Saved entries:
>> start

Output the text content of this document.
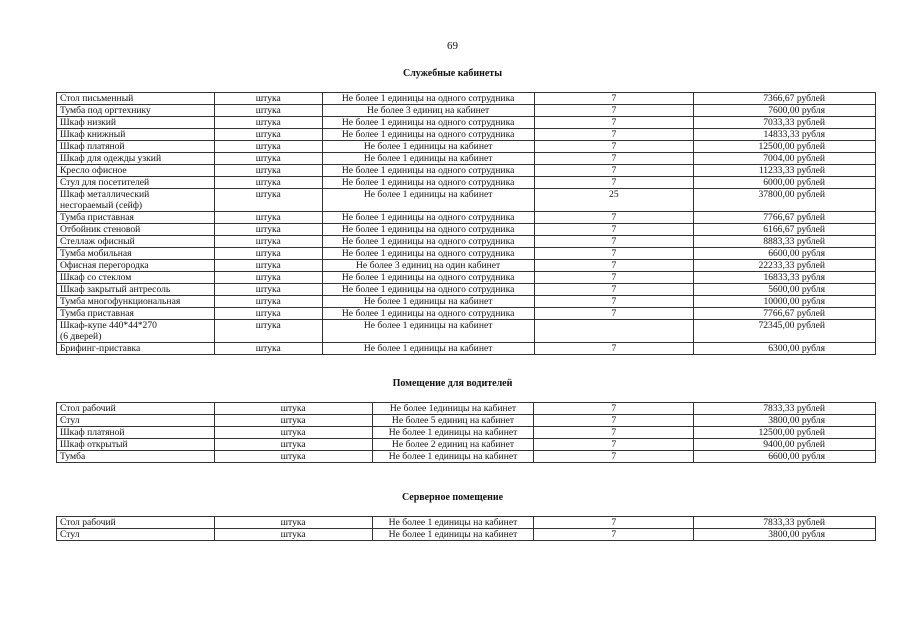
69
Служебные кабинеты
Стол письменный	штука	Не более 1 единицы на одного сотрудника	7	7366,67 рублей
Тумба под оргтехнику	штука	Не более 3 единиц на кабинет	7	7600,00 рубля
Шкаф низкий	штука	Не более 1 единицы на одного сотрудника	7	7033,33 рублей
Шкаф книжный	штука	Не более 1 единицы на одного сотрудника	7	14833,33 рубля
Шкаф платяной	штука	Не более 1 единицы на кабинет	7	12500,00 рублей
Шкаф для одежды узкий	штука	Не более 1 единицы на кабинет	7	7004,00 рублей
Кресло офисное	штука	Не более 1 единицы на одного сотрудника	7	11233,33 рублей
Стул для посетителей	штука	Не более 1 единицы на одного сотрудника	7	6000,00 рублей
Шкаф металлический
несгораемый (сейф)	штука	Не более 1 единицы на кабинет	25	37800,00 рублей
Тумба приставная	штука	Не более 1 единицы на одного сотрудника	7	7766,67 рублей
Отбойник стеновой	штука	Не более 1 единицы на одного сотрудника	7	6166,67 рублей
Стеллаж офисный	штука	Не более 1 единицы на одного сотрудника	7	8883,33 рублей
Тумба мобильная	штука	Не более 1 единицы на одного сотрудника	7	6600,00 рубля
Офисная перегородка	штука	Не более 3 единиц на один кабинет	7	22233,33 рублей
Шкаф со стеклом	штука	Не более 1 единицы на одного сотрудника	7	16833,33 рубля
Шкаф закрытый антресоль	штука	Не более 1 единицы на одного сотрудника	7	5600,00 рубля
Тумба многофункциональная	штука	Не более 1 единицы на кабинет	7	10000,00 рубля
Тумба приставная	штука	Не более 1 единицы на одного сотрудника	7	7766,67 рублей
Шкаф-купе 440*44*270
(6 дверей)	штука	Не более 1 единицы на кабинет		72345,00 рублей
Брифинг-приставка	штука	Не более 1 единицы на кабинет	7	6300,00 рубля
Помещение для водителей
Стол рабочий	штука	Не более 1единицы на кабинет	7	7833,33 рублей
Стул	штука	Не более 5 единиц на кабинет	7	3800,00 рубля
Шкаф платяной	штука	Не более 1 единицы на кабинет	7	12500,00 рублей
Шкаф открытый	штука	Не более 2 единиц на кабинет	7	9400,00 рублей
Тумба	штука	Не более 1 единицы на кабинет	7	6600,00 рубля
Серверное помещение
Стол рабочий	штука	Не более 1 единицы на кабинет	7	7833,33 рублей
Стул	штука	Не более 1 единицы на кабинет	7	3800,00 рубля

>> end

Copy the records above exactly, leaving out every picture.

Output the text content of this document.
69
Служебные кабинеты
Стол письменный	штука	Не более 1 единицы на одного сотрудника	7	7366,67 рублей
Тумба под оргтехнику	штука	Не более 3 единиц на кабинет	7	7600,00 рубля
Шкаф низкий	штука	Не более 1 единицы на одного сотрудника	7	7033,33 рублей
Шкаф книжный	штука	Не более 1 единицы на одного сотрудника	7	14833,33 рубля
Шкаф платяной	штука	Не более 1 единицы на кабинет	7	12500,00 рублей
Шкаф для одежды узкий	штука	Не более 1 единицы на кабинет	7	7004,00 рублей
Кресло офисное	штука	Не более 1 единицы на одного сотрудника	7	11233,33 рублей
Стул для посетителей	штука	Не более 1 единицы на одного сотрудника	7	6000,00 рублей
Шкаф металлический
несгораемый (сейф)	штука	Не более 1 единицы на кабинет	25	37800,00 рублей
Тумба приставная	штука	Не более 1 единицы на одного сотрудника	7	7766,67 рублей
Отбойник стеновой	штука	Не более 1 единицы на одного сотрудника	7	6166,67 рублей
Стеллаж офисный	штука	Не более 1 единицы на одного сотрудника	7	8883,33 рублей
Тумба мобильная	штука	Не более 1 единицы на одного сотрудника	7	6600,00 рубля
Офисная перегородка	штука	Не более 3 единиц на один кабинет	7	22233,33 рублей
Шкаф со стеклом	штука	Не более 1 единицы на одного сотрудника	7	16833,33 рубля
Шкаф закрытый антресоль	штука	Не более 1 единицы на одного сотрудника	7	5600,00 рубля
Тумба многофункциональная	штука	Не более 1 единицы на кабинет	7	10000,00 рубля
Тумба приставная	штука	Не более 1 единицы на одного сотрудника	7	7766,67 рублей
Шкаф-купе 440*44*270
(6 дверей)	штука	Не более 1 единицы на кабинет		72345,00 рублей
Брифинг-приставка	штука	Не более 1 единицы на кабинет	7	6300,00 рубля
Помещение для водителей
Стол рабочий	штука	Не более 1единицы на кабинет	7	7833,33 рублей
Стул	штука	Не более 5 единиц на кабинет	7	3800,00 рубля
Шкаф платяной	штука	Не более 1 единицы на кабинет	7	12500,00 рублей
Шкаф открытый	штука	Не более 2 единиц на кабинет	7	9400,00 рублей
Тумба	штука	Не более 1 единицы на кабинет	7	6600,00 рубля
Серверное помещение
Стол рабочий	штука	Не более 1 единицы на кабинет	7	7833,33 рублей
Стул	штука	Не более 1 единицы на кабинет	7	3800,00 рубля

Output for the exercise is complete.